== EXCERPT

Limitations
This study has some limitation like being subjective and self-reported study that relies on the patient’s own statements which make them more susceptible to recall and selection bias due to the nature of cross-sectional studies. Another limitation is the small sample size and the lack of information regarding dietary habits obtained by diet recall, which was challenging for patients to get, as well as body circumferences due to the patients’ physical status. Furthermore, participants in this experiment were given different chemotherapy regimens, with some receiving monotherapy and others receiving combination chemotherapy, making it difficult to distinguish the precise effect of individual chemotherapy on taste while ignoring the effect of combination chemotherapy.

====
== DATASET RECORDS

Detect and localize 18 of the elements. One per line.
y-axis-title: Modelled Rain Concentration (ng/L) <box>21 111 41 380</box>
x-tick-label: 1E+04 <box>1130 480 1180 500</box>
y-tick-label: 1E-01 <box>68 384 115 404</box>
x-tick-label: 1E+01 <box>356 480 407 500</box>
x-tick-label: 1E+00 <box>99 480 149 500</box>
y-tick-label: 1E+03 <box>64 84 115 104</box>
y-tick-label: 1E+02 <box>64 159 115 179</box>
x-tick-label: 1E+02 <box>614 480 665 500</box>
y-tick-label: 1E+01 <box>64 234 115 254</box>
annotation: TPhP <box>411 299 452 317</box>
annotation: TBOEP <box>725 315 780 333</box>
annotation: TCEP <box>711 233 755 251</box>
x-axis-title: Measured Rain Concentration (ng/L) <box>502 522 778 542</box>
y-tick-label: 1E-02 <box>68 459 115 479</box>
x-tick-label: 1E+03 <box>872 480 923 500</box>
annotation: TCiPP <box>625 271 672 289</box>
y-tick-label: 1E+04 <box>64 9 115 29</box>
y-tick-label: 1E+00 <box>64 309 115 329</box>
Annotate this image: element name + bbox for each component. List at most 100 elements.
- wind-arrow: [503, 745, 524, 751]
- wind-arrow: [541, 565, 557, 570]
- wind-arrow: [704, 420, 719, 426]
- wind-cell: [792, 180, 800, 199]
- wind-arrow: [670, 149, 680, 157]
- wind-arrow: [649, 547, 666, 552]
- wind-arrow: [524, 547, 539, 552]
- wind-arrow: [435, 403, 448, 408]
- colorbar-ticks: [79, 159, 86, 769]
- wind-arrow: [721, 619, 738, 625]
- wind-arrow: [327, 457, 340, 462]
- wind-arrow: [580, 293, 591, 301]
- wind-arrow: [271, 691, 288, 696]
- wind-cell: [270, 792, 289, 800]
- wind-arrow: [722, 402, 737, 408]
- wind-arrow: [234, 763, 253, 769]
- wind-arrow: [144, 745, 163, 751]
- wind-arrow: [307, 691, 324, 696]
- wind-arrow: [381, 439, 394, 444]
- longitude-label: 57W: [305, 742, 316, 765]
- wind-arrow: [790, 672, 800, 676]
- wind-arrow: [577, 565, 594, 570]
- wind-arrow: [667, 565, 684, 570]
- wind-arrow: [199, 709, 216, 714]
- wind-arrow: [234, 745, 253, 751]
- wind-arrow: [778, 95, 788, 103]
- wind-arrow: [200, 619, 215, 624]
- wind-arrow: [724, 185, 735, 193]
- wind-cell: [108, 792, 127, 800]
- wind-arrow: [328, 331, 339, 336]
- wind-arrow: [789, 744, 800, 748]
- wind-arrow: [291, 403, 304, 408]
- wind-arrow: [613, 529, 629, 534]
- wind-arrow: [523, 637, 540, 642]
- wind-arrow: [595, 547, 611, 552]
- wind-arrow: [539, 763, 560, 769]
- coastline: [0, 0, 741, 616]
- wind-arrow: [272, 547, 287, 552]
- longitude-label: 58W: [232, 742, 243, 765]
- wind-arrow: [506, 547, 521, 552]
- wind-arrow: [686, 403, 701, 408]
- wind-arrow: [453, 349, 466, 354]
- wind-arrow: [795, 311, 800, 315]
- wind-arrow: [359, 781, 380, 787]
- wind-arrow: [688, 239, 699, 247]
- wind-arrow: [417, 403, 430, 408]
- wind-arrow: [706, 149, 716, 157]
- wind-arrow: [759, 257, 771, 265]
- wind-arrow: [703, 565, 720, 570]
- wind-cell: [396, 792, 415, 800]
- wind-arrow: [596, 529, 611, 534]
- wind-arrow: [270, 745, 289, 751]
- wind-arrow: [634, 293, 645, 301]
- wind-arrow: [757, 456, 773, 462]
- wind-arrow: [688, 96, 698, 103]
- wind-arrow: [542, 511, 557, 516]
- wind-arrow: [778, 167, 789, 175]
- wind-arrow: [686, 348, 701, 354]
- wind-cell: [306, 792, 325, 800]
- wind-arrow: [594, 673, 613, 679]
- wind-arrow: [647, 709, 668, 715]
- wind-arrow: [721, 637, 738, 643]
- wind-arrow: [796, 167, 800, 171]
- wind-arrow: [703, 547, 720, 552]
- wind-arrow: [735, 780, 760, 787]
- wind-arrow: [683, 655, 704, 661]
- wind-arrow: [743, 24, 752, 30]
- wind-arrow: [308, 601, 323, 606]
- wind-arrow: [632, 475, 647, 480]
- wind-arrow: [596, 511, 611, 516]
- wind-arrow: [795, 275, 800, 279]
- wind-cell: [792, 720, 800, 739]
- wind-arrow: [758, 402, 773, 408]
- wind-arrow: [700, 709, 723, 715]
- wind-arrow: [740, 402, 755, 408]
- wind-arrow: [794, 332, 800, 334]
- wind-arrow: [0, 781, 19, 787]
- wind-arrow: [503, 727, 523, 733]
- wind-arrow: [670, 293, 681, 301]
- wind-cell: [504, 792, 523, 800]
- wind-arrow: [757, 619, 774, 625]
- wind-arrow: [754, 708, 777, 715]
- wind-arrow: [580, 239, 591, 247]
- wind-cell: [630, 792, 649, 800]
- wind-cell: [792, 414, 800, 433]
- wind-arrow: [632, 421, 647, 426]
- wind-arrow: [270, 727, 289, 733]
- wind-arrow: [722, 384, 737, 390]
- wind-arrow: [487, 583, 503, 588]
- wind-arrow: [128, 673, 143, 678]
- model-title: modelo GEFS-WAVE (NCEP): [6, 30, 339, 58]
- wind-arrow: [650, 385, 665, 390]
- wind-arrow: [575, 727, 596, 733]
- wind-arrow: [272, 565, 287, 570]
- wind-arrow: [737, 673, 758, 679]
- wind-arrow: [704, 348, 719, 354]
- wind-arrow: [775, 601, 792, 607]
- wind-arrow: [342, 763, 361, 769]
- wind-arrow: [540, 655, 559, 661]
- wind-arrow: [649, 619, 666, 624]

====

▶ ASSIGNMENT
Answer these questions from the limitations excerpt at the top of the page, one answer per line, numbered to match.
1. What study type does the excerpt blame for the susceptibility to recall and selection bias?
2. According to the excerpt, why was information on body circumferences lacking?
3. What two kinds of chemotherapy did participants receive?

▶ YOUR SOLUTION
1. Cross-sectional studies.
2. Because of the patients' physical status.
3. Monotherapy and combination chemotherapy.